***** Record extracts
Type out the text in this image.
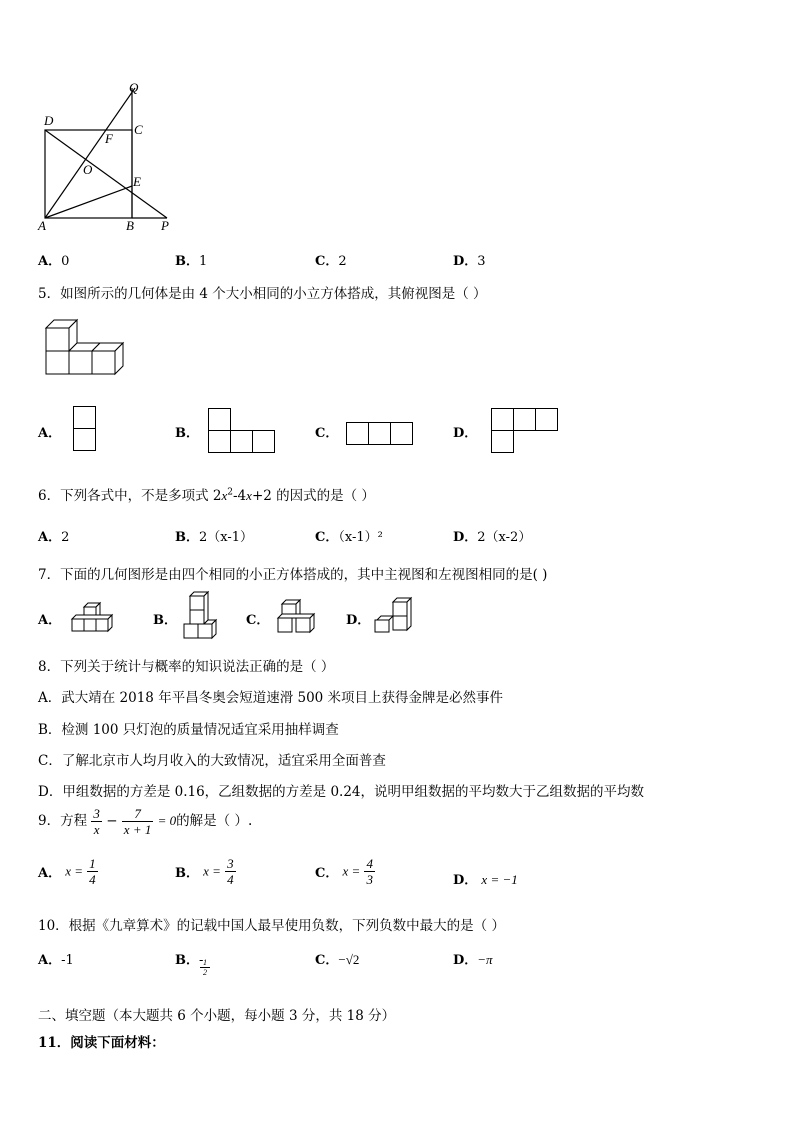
Q
D
C
F
O
E
A	B P
A．0	B．1	C．2	D．3
5．如图所示的几何体是由 4 个大小相同的小立方体搭成，其俯视图是（ ）
A．	B．	C．	D．
6．下列各式中，不是多项式 $2x^2-4x+2$ 的因式的是（ ）
A．2	B．2（x-1）	C．（x-1）²	D．2（x-2）
7．下面的几何图形是由四个相同的小正方体搭成的，其中主视图和左视图相同的是( )
A．	B．	C．	D．
8．下列关于统计与概率的知识说法正确的是（ ）
A．武大靖在 2018 年平昌冬奥会短道速滑 500 米项目上获得金牌是必然事件
B．检测 100 只灯泡的质量情况适宜采用抽样调查
C．了解北京市人均月收入的大致情况，适宜采用全面普查
D．甲组数据的方差是 0.16，乙组数据的方差是 0.24，说明甲组数据的平均数大于乙组数据的平均数
9．方程 $\frac{3}{x} - \frac{7}{x + 1} = 0$的解是（ ）.
A． $x = \frac{1}{4}$	B． $x = \frac{3}{4}$	C． $x = \frac{4}{3}$	D． x = −1
10．根据《九章算术》的记载中国人最早使用负数，下列负数中最大的是（ ）
A．-1	B．-
$\frac{1}{2}$	C．−√2	D．−π
二、填空题（本大题共 6 个小题，每小题 3 分，共 18 分）
11．阅读下面材料：
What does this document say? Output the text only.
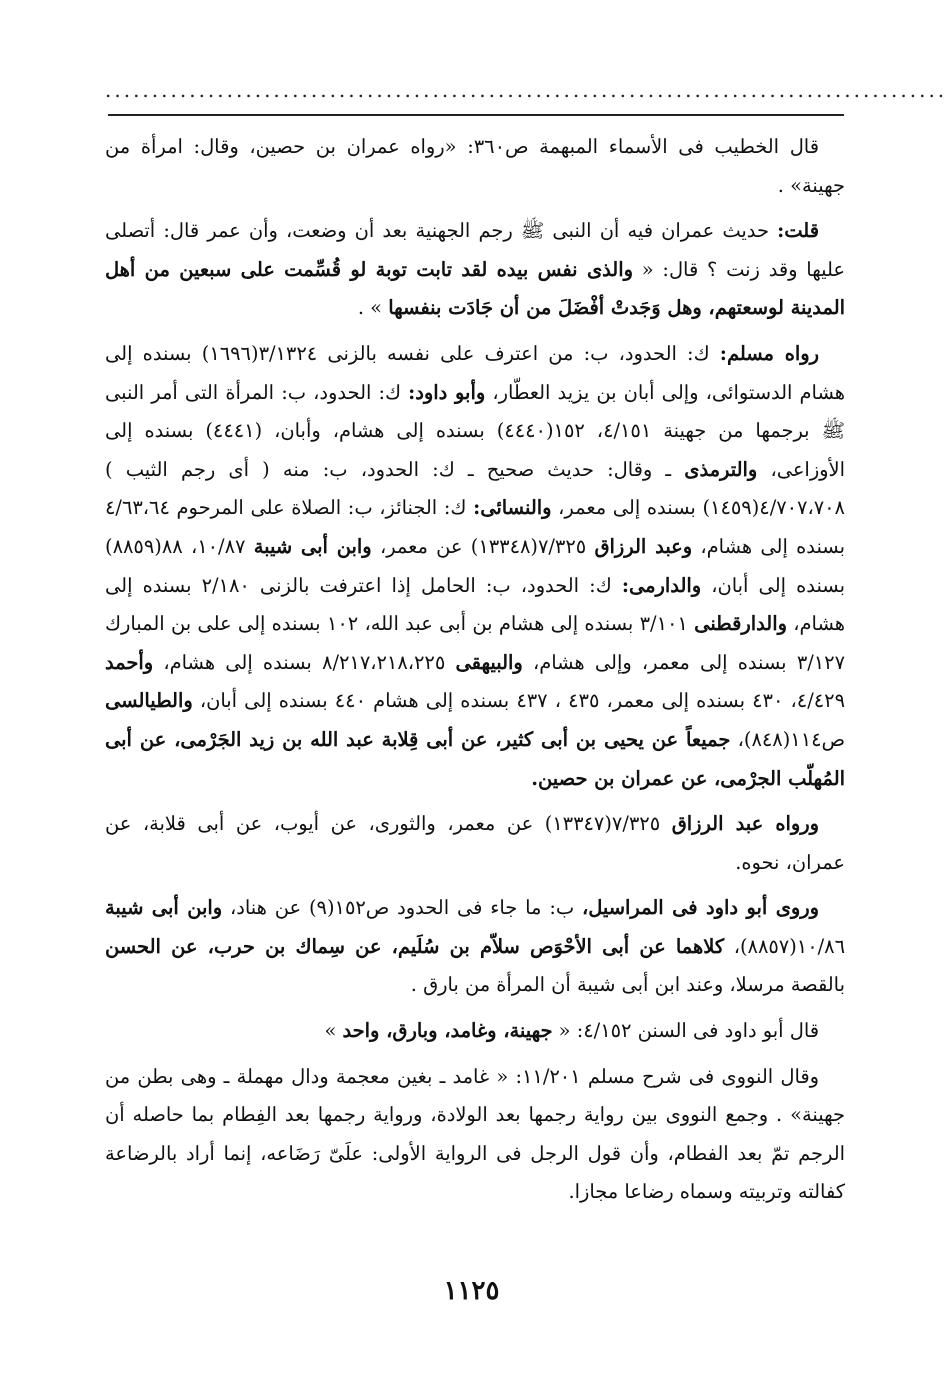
..........................................................................................

قال الخطيب فى الأسماء المبهمة ص٣٦٠: «رواه عمران بن حصين، وقال: امرأة من جهينة» .

قلت: حديث عمران فيه أن النبى ﷺ رجم الجهنية بعد أن وضعت، وأن عمر قال: أتصلى عليها وقد زنت ؟ قال: « والذى نفس بيده لقد تابت توبة لو قُسِّمت على سبعين من أهل المدينة لوسعتهم، وهل وَجَدتْ أفْضَلَ من أن جَادَت بنفسها » .

رواه مسلم: ك: الحدود، ب: من اعترف على نفسه بالزنى ٣/١٣٢٤(١٦٩٦) بسنده إلى هشام الدستوائى، وإلى أبان بن يزيد العطّار، وأبو داود: ك: الحدود، ب: المرأة التى أمر النبى ﷺ برجمها من جهينة ٤/١٥١، ١٥٢(٤٤٤٠) بسنده إلى هشام، وأبان، (٤٤٤١) بسنده إلى الأوزاعى، والترمذى ـ وقال: حديث صحيح ـ ك: الحدود، ب: منه ( أى رجم الثيب ) ٤/٧٠٧،٧٠٨(١٤٥٩) بسنده إلى معمر، والنسائى: ك: الجنائز، ب: الصلاة على المرحوم ٤/٦٣،٦٤ بسنده إلى هشام، وعبد الرزاق ٧/٣٢٥(١٣٣٤٨) عن معمر، وابن أبى شيبة ١٠/٨٧، ٨٨(٨٨٥٩) بسنده إلى أبان، والدارمى: ك: الحدود، ب: الحامل إذا اعترفت بالزنى ٢/١٨٠ بسنده إلى هشام، والدارقطنى ٣/١٠١ بسنده إلى هشام بن أبى عبد الله، ١٠٢ بسنده إلى على بن المبارك ٣/١٢٧ بسنده إلى معمر، وإلى هشام، والبيهقى ٨/٢١٧،٢١٨،٢٢٥ بسنده إلى هشام، وأحمد ٤/٤٢٩، ٤٣٠ بسنده إلى معمر، ٤٣٥ ، ٤٣٧ بسنده إلى هشام ٤٤٠ بسنده إلى أبان، والطيالسى ص١١٤(٨٤٨)، جميعاً عن يحيى بن أبى كثير، عن أبى قِلابة عبد الله بن زيد الجَرْمى، عن أبى المُهلّب الجرْمى، عن عمران بن حصين.

ورواه عبد الرزاق ٧/٣٢٥(١٣٣٤٧) عن معمر، والثورى، عن أيوب، عن أبى قلابة، عن عمران، نحوه.

وروى أبو داود فى المراسيل، ب: ما جاء فى الحدود ص١٥٢(٩) عن هناد، وابن أبى شيبة ١٠/٨٦(٨٨٥٧)، كلاهما عن أبى الأحْوَص سلاّم بن سُلَيم، عن سِماك بن حرب، عن الحسن بالقصة مرسلا، وعند ابن أبى شيبة أن المرأة من بارق .

قال أبو داود فى السنن ٤/١٥٢: « جهينة، وغامد، وبارق، واحد »

وقال النووى فى شرح مسلم ١١/٢٠١: « غامد ـ بغين معجمة ودال مهملة ـ وهى بطن من جهينة» . وجمع النووى بين رواية رجمها بعد الولادة، ورواية رجمها بعد الفِطام بما حاصله أن الرجم تمّ بعد الفطام، وأن قول الرجل فى الرواية الأولى: علَىّ رَضَاعه، إنما أراد بالرضاعة كفالته وتربيته وسماه رضاعا مجازا.

١١٢٥
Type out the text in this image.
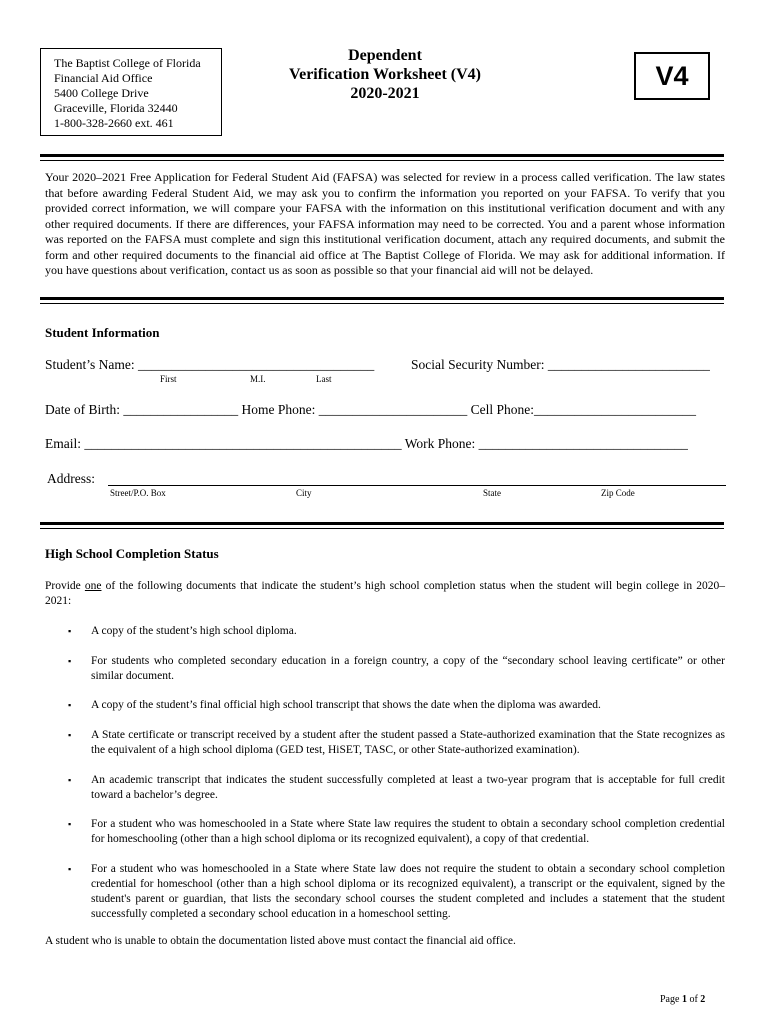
The Baptist College of Florida
Financial Aid Office
5400 College Drive
Graceville, Florida 32440
1-800-328-2660 ext. 461
Dependent
Verification Worksheet (V4)
2020-2021
V4
Your 2020–2021 Free Application for Federal Student Aid (FAFSA) was selected for review in a process called verification. The law states that before awarding Federal Student Aid, we may ask you to confirm the information you reported on your FAFSA. To verify that you provided correct information, we will compare your FAFSA with the information on this institutional verification document and with any other required documents. If there are differences, your FAFSA information may need to be corrected. You and a parent whose information was reported on the FAFSA must complete and sign this institutional verification document, attach any required documents, and submit the form and other required documents to the financial aid office at The Baptist College of Florida. We may ask for additional information. If you have questions about verification, contact us as soon as possible so that your financial aid will not be delayed.
Student Information
Student’s Name: ___________________________________	Social Security Number: ________________________
First	M.I.	Last
Date of Birth: _________________ Home Phone: ______________________ Cell Phone:________________________
Email: _______________________________________________ Work Phone: _______________________________
Address:
Street/P.O. Box	City	State	Zip Code
High School Completion Status
Provide one of the following documents that indicate the student’s high school completion status when the student will begin college in 2020–2021:
▪ A copy of the student’s high school diploma.
▪ For students who completed secondary education in a foreign country, a copy of the “secondary school leaving certificate” or other similar document.
▪ A copy of the student’s final official high school transcript that shows the date when the diploma was awarded.
▪ A State certificate or transcript received by a student after the student passed a State-authorized examination that the State recognizes as the equivalent of a high school diploma (GED test, HiSET, TASC, or other State-authorized examination).
▪ An academic transcript that indicates the student successfully completed at least a two-year program that is acceptable for full credit toward a bachelor’s degree.
▪ For a student who was homeschooled in a State where State law requires the student to obtain a secondary school completion credential for homeschooling (other than a high school diploma or its recognized equivalent), a copy of that credential.
▪ For a student who was homeschooled in a State where State law does not require the student to obtain a secondary school completion credential for homeschool (other than a high school diploma or its recognized equivalent), a transcript or the equivalent, signed by the student's parent or guardian, that lists the secondary school courses the student completed and includes a statement that the student successfully completed a secondary school education in a homeschool setting.
A student who is unable to obtain the documentation listed above must contact the financial aid office.
Page 1 of 2
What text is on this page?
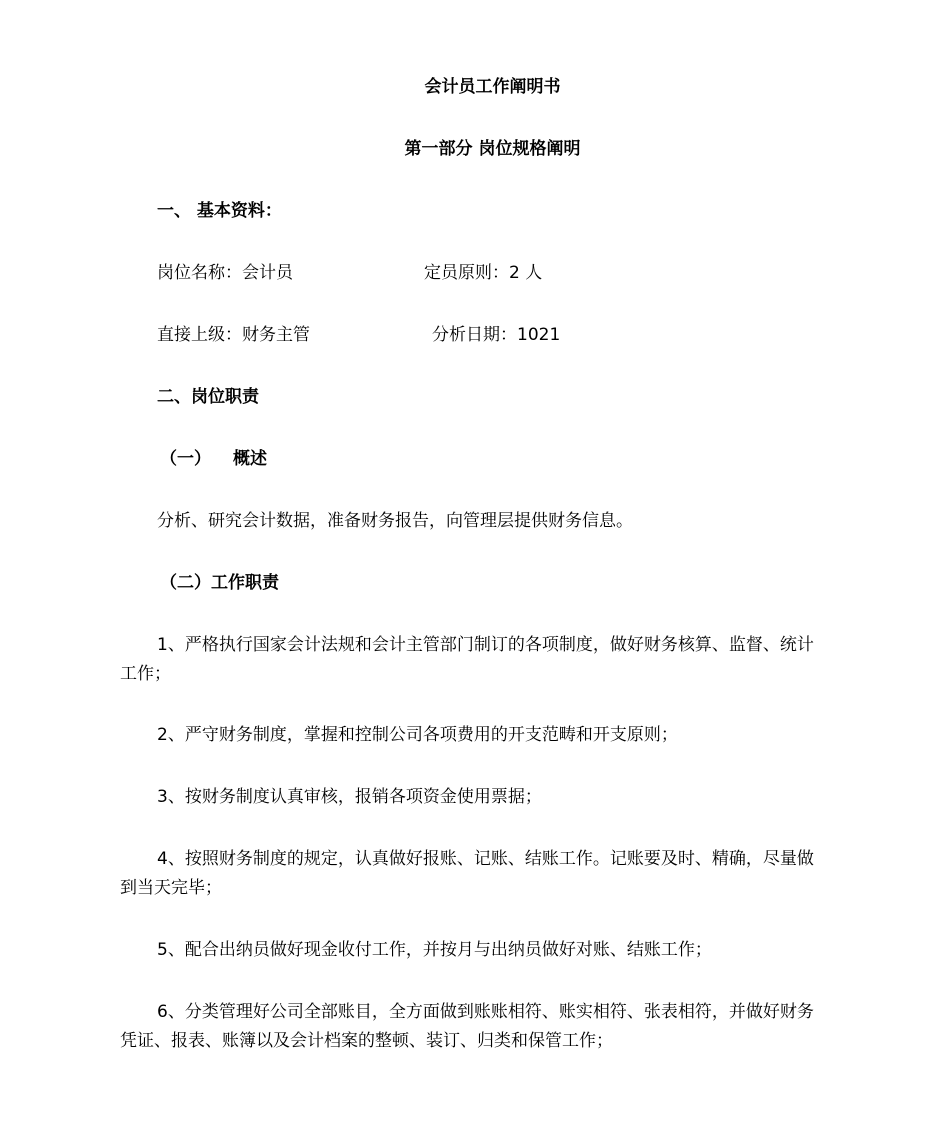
会计员工作阐明书
第一部分 岗位规格阐明
一、 基本资料：
岗位名称：会计员	定员原则：2 人
直接上级：财务主管	分析日期：1021
二、岗位职责
（一） 概述
分析、研究会计数据，准备财务报告，向管理层提供财务信息。
（二）工作职责
1、严格执行国家会计法规和会计主管部门制订的各项制度，做好财务核算、监督、统计工作；
2、严守财务制度，掌握和控制公司各项费用的开支范畴和开支原则；
3、按财务制度认真审核，报销各项资金使用票据；
4、按照财务制度的规定，认真做好报账、记账、结账工作。记账要及时、精确，尽量做到当天完毕；
5、配合出纳员做好现金收付工作，并按月与出纳员做好对账、结账工作；
6、分类管理好公司全部账目，全方面做到账账相符、账实相符、张表相符，并做好财务凭证、报表、账簿以及会计档案的整顿、装订、归类和保管工作；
**********
* What is needed *
From the data above, write out everything exactly except the pictures.

* Finished answer *
Type out the text in this image.
Q
D
C
F
O
E
A	B P
A．0	B．1	C．2	D．3
5．如图所示的几何体是由 4 个大小相同的小立方体搭成，其俯视图是（ ）
A．	B．	C．	D．
6．下列各式中，不是多项式 $2x^2-4x+2$ 的因式的是（ ）
A．2	B．2（x-1）	C．（x-1）²	D．2（x-2）
7．下面的几何图形是由四个相同的小正方体搭成的，其中主视图和左视图相同的是( )
A．	B．	C．	D．
8．下列关于统计与概率的知识说法正确的是（ ）
A．武大靖在 2018 年平昌冬奥会短道速滑 500 米项目上获得金牌是必然事件
B．检测 100 只灯泡的质量情况适宜采用抽样调查
C．了解北京市人均月收入的大致情况，适宜采用全面普查
D．甲组数据的方差是 0.16，乙组数据的方差是 0.24，说明甲组数据的平均数大于乙组数据的平均数
9．方程 $\frac{3}{x} - \frac{7}{x + 1} = 0$的解是（ ）.
A． $x = \frac{1}{4}$	B． $x = \frac{3}{4}$	C． $x = \frac{4}{3}$	D． x = −1
10．根据《九章算术》的记载中国人最早使用负数，下列负数中最大的是（ ）
A．-1	B．-
$\frac{1}{2}$	C．−√2	D．−π
二、填空题（本大题共 6 个小题，每小题 3 分，共 18 分）
11．阅读下面材料：
What does this document say? Output the text only.
..........................................................................................

قال الخطيب فى الأسماء المبهمة ص٣٦٠: «رواه عمران بن حصين، وقال: امرأة من جهينة» .

قلت: حديث عمران فيه أن النبى ﷺ رجم الجهنية بعد أن وضعت، وأن عمر قال: أتصلى عليها وقد زنت ؟ قال: « والذى نفس بيده لقد تابت توبة لو قُسِّمت على سبعين من أهل المدينة لوسعتهم، وهل وَجَدتْ أفْضَلَ من أن جَادَت بنفسها » .

رواه مسلم: ك: الحدود، ب: من اعترف على نفسه بالزنى ٣/١٣٢٤(١٦٩٦) بسنده إلى هشام الدستوائى، وإلى أبان بن يزيد العطّار، وأبو داود: ك: الحدود، ب: المرأة التى أمر النبى ﷺ برجمها من جهينة ٤/١٥١، ١٥٢(٤٤٤٠) بسنده إلى هشام، وأبان، (٤٤٤١) بسنده إلى الأوزاعى، والترمذى ـ وقال: حديث صحيح ـ ك: الحدود، ب: منه ( أى رجم الثيب ) ٤/٧٠٧،٧٠٨(١٤٥٩) بسنده إلى معمر، والنسائى: ك: الجنائز، ب: الصلاة على المرحوم ٤/٦٣،٦٤ بسنده إلى هشام، وعبد الرزاق ٧/٣٢٥(١٣٣٤٨) عن معمر، وابن أبى شيبة ١٠/٨٧، ٨٨(٨٨٥٩) بسنده إلى أبان، والدارمى: ك: الحدود، ب: الحامل إذا اعترفت بالزنى ٢/١٨٠ بسنده إلى هشام، والدارقطنى ٣/١٠١ بسنده إلى هشام بن أبى عبد الله، ١٠٢ بسنده إلى على بن المبارك ٣/١٢٧ بسنده إلى معمر، وإلى هشام، والبيهقى ٨/٢١٧،٢١٨،٢٢٥ بسنده إلى هشام، وأحمد ٤/٤٢٩، ٤٣٠ بسنده إلى معمر، ٤٣٥ ، ٤٣٧ بسنده إلى هشام ٤٤٠ بسنده إلى أبان، والطيالسى ص١١٤(٨٤٨)، جميعاً عن يحيى بن أبى كثير، عن أبى قِلابة عبد الله بن زيد الجَرْمى، عن أبى المُهلّب الجرْمى، عن عمران بن حصين.

ورواه عبد الرزاق ٧/٣٢٥(١٣٣٤٧) عن معمر، والثورى، عن أيوب، عن أبى قلابة، عن عمران، نحوه.

وروى أبو داود فى المراسيل، ب: ما جاء فى الحدود ص١٥٢(٩) عن هناد، وابن أبى شيبة ١٠/٨٦(٨٨٥٧)، كلاهما عن أبى الأحْوَص سلاّم بن سُلَيم، عن سِماك بن حرب، عن الحسن بالقصة مرسلا، وعند ابن أبى شيبة أن المرأة من بارق .

قال أبو داود فى السنن ٤/١٥٢: « جهينة، وغامد، وبارق، واحد »

وقال النووى فى شرح مسلم ١١/٢٠١: « غامد ـ بغين معجمة ودال مهملة ـ وهى بطن من جهينة» . وجمع النووى بين رواية رجمها بعد الولادة، ورواية رجمها بعد الفِطام بما حاصله أن الرجم تمّ بعد الفطام، وأن قول الرجل فى الرواية الأولى: علَىّ رَضَاعه، إنما أراد بالرضاعة كفالته وتربيته وسماه رضاعا مجازا.

١١٢٥
Type out the text in this image.
The Baptist College of Florida
Financial Aid Office
5400 College Drive
Graceville, Florida 32440
1-800-328-2660 ext. 461
Dependent
Verification Worksheet (V4)
2020-2021
V4
Your 2020–2021 Free Application for Federal Student Aid (FAFSA) was selected for review in a process called verification. The law states that before awarding Federal Student Aid, we may ask you to confirm the information you reported on your FAFSA. To verify that you provided correct information, we will compare your FAFSA with the information on this institutional verification document and with any other required documents. If there are differences, your FAFSA information may need to be corrected. You and a parent whose information was reported on the FAFSA must complete and sign this institutional verification document, attach any required documents, and submit the form and other required documents to the financial aid office at The Baptist College of Florida. We may ask for additional information. If you have questions about verification, contact us as soon as possible so that your financial aid will not be delayed.
Student Information
Student’s Name: ___________________________________	Social Security Number: ________________________
First	M.I.	Last
Date of Birth: _________________ Home Phone: ______________________ Cell Phone:________________________
Email: _______________________________________________ Work Phone: _______________________________
Address:
Street/P.O. Box	City	State	Zip Code
High School Completion Status
Provide one of the following documents that indicate the student’s high school completion status when the student will begin college in 2020–2021:
▪ A copy of the student’s high school diploma.
▪ For students who completed secondary education in a foreign country, a copy of the “secondary school leaving certificate” or other similar document.
▪ A copy of the student’s final official high school transcript that shows the date when the diploma was awarded.
▪ A State certificate or transcript received by a student after the student passed a State-authorized examination that the State recognizes as the equivalent of a high school diploma (GED test, HiSET, TASC, or other State-authorized examination).
▪ An academic transcript that indicates the student successfully completed at least a two-year program that is acceptable for full credit toward a bachelor’s degree.
▪ For a student who was homeschooled in a State where State law requires the student to obtain a secondary school completion credential for homeschooling (other than a high school diploma or its recognized equivalent), a copy of that credential.
▪ For a student who was homeschooled in a State where State law does not require the student to obtain a secondary school completion credential for homeschool (other than a high school diploma or its recognized equivalent), a transcript or the equivalent, signed by the student's parent or guardian, that lists the secondary school courses the student completed and includes a statement that the student successfully completed a secondary school education in a homeschool setting.
A student who is unable to obtain the documentation listed above must contact the financial aid office.
Page 1 of 2
What text is on this page?
会计员工作阐明书
第一部分 岗位规格阐明
一、 基本资料：
岗位名称：会计员	定员原则：2 人
直接上级：财务主管	分析日期：1021
二、岗位职责
（一） 概述
分析、研究会计数据，准备财务报告，向管理层提供财务信息。
（二）工作职责
1、严格执行国家会计法规和会计主管部门制订的各项制度，做好财务核算、监督、统计工作；
2、严守财务制度，掌握和控制公司各项费用的开支范畴和开支原则；
3、按财务制度认真审核，报销各项资金使用票据；
4、按照财务制度的规定，认真做好报账、记账、结账工作。记账要及时、精确，尽量做到当天完毕；
5、配合出纳员做好现金收付工作，并按月与出纳员做好对账、结账工作；
6、分类管理好公司全部账目，全方面做到账账相符、账实相符、张表相符，并做好财务凭证、报表、账簿以及会计档案的整顿、装订、归类和保管工作；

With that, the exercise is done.